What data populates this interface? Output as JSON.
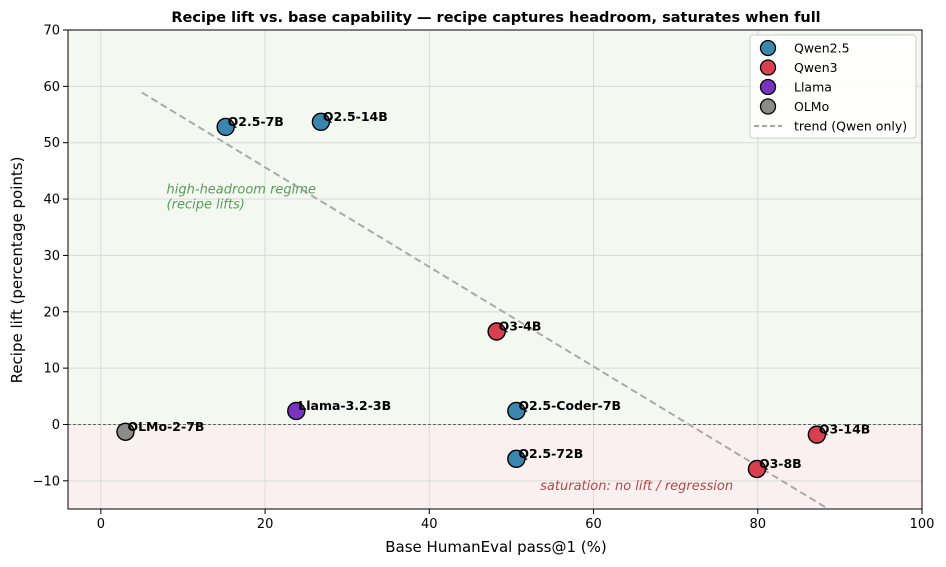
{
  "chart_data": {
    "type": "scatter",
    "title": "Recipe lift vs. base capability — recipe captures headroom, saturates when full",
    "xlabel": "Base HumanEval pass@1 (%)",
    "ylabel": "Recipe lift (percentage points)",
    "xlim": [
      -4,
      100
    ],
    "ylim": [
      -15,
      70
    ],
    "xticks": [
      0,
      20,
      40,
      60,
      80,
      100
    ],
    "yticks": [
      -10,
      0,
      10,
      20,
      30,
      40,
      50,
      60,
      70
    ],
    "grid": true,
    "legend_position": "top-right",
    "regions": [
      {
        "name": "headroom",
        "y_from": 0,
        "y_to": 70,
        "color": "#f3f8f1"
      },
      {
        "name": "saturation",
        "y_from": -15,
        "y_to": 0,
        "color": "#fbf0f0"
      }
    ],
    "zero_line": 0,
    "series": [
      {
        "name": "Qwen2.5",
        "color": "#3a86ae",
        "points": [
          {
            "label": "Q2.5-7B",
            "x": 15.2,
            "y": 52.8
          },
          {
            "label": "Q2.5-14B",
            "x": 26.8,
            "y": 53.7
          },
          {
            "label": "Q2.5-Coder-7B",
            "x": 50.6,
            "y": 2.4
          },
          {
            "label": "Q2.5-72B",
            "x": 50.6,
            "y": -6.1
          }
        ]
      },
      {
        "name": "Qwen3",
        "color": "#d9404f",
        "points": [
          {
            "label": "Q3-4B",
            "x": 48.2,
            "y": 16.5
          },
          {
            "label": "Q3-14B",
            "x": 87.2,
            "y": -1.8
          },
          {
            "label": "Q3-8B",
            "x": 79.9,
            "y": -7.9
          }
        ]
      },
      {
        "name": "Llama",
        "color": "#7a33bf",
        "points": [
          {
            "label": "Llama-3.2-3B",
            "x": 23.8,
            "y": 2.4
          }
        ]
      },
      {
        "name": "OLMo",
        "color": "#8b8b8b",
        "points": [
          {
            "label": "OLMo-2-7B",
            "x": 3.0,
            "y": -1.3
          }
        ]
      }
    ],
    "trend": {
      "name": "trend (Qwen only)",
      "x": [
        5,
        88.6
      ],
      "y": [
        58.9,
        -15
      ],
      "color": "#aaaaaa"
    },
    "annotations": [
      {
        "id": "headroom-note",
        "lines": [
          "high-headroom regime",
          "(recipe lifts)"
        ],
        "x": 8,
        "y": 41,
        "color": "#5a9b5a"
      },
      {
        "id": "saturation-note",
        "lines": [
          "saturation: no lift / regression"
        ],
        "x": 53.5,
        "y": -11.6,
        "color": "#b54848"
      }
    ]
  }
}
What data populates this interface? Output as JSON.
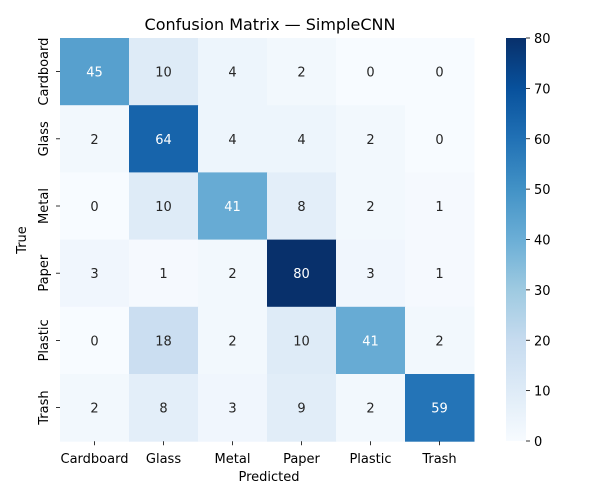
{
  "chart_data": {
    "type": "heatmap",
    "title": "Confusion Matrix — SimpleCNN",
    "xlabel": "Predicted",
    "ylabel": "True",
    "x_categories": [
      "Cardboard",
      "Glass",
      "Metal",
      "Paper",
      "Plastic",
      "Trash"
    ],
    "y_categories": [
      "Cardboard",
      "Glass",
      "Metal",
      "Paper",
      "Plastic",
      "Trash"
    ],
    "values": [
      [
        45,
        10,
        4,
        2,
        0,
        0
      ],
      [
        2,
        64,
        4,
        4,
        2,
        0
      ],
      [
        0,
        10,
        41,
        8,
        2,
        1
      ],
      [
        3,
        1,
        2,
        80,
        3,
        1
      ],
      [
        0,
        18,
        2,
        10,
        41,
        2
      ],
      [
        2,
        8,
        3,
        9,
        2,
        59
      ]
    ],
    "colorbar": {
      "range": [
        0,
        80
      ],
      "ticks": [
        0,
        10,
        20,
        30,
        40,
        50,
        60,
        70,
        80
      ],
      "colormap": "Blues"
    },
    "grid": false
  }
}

## OBJECTIVE
Output all of the entries verbatim, leaving out any images.

## THE RESPONSE
What data populates this interface? Output as JSON.
{
  "chart_data": {
    "type": "scatter",
    "title": "Recipe lift vs. base capability — recipe captures headroom, saturates when full",
    "xlabel": "Base HumanEval pass@1 (%)",
    "ylabel": "Recipe lift (percentage points)",
    "xlim": [
      -4,
      100
    ],
    "ylim": [
      -15,
      70
    ],
    "xticks": [
      0,
      20,
      40,
      60,
      80,
      100
    ],
    "yticks": [
      -10,
      0,
      10,
      20,
      30,
      40,
      50,
      60,
      70
    ],
    "grid": true,
    "legend_position": "top-right",
    "regions": [
      {
        "name": "headroom",
        "y_from": 0,
        "y_to": 70,
        "color": "#f3f8f1"
      },
      {
        "name": "saturation",
        "y_from": -15,
        "y_to": 0,
        "color": "#fbf0f0"
      }
    ],
    "zero_line": 0,
    "series": [
      {
        "name": "Qwen2.5",
        "color": "#3a86ae",
        "points": [
          {
            "label": "Q2.5-7B",
            "x": 15.2,
            "y": 52.8
          },
          {
            "label": "Q2.5-14B",
            "x": 26.8,
            "y": 53.7
          },
          {
            "label": "Q2.5-Coder-7B",
            "x": 50.6,
            "y": 2.4
          },
          {
            "label": "Q2.5-72B",
            "x": 50.6,
            "y": -6.1
          }
        ]
      },
      {
        "name": "Qwen3",
        "color": "#d9404f",
        "points": [
          {
            "label": "Q3-4B",
            "x": 48.2,
            "y": 16.5
          },
          {
            "label": "Q3-14B",
            "x": 87.2,
            "y": -1.8
          },
          {
            "label": "Q3-8B",
            "x": 79.9,
            "y": -7.9
          }
        ]
      },
      {
        "name": "Llama",
        "color": "#7a33bf",
        "points": [
          {
            "label": "Llama-3.2-3B",
            "x": 23.8,
            "y": 2.4
          }
        ]
      },
      {
        "name": "OLMo",
        "color": "#8b8b8b",
        "points": [
          {
            "label": "OLMo-2-7B",
            "x": 3.0,
            "y": -1.3
          }
        ]
      }
    ],
    "trend": {
      "name": "trend (Qwen only)",
      "x": [
        5,
        88.6
      ],
      "y": [
        58.9,
        -15
      ],
      "color": "#aaaaaa"
    },
    "annotations": [
      {
        "id": "headroom-note",
        "lines": [
          "high-headroom regime",
          "(recipe lifts)"
        ],
        "x": 8,
        "y": 41,
        "color": "#5a9b5a"
      },
      {
        "id": "saturation-note",
        "lines": [
          "saturation: no lift / regression"
        ],
        "x": 53.5,
        "y": -11.6,
        "color": "#b54848"
      }
    ]
  }
}
What data populates this interface? Output as JSON.
{
  "chart_data": {
    "type": "heatmap",
    "title": "Confusion Matrix — SimpleCNN",
    "xlabel": "Predicted",
    "ylabel": "True",
    "x_categories": [
      "Cardboard",
      "Glass",
      "Metal",
      "Paper",
      "Plastic",
      "Trash"
    ],
    "y_categories": [
      "Cardboard",
      "Glass",
      "Metal",
      "Paper",
      "Plastic",
      "Trash"
    ],
    "values": [
      [
        45,
        10,
        4,
        2,
        0,
        0
      ],
      [
        2,
        64,
        4,
        4,
        2,
        0
      ],
      [
        0,
        10,
        41,
        8,
        2,
        1
      ],
      [
        3,
        1,
        2,
        80,
        3,
        1
      ],
      [
        0,
        18,
        2,
        10,
        41,
        2
      ],
      [
        2,
        8,
        3,
        9,
        2,
        59
      ]
    ],
    "colorbar": {
      "range": [
        0,
        80
      ],
      "ticks": [
        0,
        10,
        20,
        30,
        40,
        50,
        60,
        70,
        80
      ],
      "colormap": "Blues"
    },
    "grid": false
  }
}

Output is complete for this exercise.